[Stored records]
···

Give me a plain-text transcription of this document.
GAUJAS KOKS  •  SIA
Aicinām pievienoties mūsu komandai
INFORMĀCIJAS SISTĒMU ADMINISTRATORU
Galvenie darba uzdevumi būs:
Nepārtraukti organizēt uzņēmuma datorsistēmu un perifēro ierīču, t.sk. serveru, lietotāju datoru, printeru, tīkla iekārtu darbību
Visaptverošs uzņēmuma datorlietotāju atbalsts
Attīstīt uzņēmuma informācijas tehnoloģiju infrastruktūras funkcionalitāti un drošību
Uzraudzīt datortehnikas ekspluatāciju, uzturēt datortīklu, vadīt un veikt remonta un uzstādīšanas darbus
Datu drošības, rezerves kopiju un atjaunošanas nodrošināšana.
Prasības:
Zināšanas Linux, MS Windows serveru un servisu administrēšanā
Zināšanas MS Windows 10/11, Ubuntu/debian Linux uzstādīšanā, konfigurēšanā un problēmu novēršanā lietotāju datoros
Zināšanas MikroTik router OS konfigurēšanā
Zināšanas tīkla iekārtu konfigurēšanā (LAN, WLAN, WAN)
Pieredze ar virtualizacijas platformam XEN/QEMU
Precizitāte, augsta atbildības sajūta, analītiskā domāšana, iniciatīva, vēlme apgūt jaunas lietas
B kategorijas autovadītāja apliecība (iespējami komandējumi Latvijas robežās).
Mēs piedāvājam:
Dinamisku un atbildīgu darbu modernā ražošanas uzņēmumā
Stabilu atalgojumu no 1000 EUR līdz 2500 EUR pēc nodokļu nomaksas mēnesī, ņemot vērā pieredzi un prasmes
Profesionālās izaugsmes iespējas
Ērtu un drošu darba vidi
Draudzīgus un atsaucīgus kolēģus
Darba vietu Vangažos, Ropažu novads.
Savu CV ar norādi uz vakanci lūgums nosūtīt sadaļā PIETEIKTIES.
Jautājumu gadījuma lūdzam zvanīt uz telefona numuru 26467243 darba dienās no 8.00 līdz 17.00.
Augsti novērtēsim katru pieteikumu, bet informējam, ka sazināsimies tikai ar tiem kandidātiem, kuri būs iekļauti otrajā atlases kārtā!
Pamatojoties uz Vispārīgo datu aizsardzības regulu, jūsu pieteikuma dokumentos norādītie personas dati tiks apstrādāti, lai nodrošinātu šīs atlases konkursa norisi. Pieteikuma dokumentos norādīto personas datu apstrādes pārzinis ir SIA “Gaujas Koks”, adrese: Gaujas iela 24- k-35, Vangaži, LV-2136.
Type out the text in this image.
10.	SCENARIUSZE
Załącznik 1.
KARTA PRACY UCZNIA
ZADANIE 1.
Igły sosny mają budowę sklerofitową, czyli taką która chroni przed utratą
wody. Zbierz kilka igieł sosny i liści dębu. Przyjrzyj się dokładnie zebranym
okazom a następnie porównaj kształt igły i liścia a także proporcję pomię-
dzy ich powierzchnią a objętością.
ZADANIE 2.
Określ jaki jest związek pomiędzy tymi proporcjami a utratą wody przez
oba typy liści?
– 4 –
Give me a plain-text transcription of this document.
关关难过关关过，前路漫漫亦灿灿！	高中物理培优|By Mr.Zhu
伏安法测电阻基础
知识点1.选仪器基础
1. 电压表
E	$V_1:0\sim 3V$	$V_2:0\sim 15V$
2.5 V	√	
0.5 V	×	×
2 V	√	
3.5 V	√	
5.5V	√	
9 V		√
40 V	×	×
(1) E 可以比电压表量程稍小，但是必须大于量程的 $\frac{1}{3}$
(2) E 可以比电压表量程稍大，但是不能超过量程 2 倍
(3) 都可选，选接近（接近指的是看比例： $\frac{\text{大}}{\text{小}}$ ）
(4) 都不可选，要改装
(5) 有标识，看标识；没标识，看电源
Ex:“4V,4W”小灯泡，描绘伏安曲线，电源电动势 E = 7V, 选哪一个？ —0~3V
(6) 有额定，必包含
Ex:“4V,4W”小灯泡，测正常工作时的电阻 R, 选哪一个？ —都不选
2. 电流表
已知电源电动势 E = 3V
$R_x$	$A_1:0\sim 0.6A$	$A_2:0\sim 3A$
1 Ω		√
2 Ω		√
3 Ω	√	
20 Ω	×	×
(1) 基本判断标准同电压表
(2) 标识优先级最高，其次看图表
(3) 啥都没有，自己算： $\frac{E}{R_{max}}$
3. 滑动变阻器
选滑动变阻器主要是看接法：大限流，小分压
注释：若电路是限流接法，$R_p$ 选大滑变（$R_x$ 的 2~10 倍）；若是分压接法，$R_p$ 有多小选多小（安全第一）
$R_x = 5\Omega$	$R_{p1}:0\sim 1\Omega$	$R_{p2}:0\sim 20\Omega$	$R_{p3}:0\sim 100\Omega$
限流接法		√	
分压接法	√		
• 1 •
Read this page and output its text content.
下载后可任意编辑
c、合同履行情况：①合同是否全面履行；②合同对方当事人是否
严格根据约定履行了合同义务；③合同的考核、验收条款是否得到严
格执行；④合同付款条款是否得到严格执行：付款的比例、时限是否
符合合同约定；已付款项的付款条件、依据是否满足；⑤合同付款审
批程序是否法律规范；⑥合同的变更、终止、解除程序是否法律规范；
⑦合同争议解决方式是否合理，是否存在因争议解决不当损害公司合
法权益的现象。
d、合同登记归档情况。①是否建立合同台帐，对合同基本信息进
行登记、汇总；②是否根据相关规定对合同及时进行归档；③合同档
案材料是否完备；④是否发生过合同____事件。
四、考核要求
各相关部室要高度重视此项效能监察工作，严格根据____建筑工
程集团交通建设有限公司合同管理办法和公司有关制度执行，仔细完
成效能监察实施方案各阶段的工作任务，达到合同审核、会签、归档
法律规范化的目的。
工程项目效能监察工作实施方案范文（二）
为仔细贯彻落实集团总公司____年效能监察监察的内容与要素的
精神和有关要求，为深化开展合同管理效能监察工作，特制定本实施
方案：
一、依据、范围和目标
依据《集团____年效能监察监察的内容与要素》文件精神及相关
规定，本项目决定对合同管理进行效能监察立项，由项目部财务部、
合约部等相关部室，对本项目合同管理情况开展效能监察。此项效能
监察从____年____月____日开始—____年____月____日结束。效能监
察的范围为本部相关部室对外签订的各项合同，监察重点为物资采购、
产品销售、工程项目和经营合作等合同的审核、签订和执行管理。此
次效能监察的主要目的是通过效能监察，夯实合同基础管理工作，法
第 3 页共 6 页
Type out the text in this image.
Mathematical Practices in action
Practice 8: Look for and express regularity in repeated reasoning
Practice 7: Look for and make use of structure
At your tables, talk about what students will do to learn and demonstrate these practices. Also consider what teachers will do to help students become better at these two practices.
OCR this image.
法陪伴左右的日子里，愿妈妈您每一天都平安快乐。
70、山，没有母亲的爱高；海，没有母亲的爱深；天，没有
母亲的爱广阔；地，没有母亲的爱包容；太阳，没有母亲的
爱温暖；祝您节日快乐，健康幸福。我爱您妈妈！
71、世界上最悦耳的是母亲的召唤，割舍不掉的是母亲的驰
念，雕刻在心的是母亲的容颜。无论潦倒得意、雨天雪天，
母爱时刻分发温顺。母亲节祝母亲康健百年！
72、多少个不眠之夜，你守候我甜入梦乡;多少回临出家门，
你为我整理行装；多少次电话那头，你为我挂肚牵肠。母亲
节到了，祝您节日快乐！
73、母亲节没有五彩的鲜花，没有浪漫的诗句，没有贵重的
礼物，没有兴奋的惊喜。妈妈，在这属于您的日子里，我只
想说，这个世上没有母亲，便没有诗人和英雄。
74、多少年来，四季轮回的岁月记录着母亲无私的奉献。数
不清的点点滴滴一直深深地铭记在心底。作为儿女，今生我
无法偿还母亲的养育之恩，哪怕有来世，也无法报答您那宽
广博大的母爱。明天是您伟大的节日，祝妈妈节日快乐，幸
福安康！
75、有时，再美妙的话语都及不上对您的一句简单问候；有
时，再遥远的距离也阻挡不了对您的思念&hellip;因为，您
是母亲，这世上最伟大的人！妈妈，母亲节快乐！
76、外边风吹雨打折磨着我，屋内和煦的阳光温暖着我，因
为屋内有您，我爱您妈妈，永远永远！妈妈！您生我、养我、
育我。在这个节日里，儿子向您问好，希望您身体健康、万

···

Search the lines for the word "uzņēmuma" and report how many contain it, by number only.

3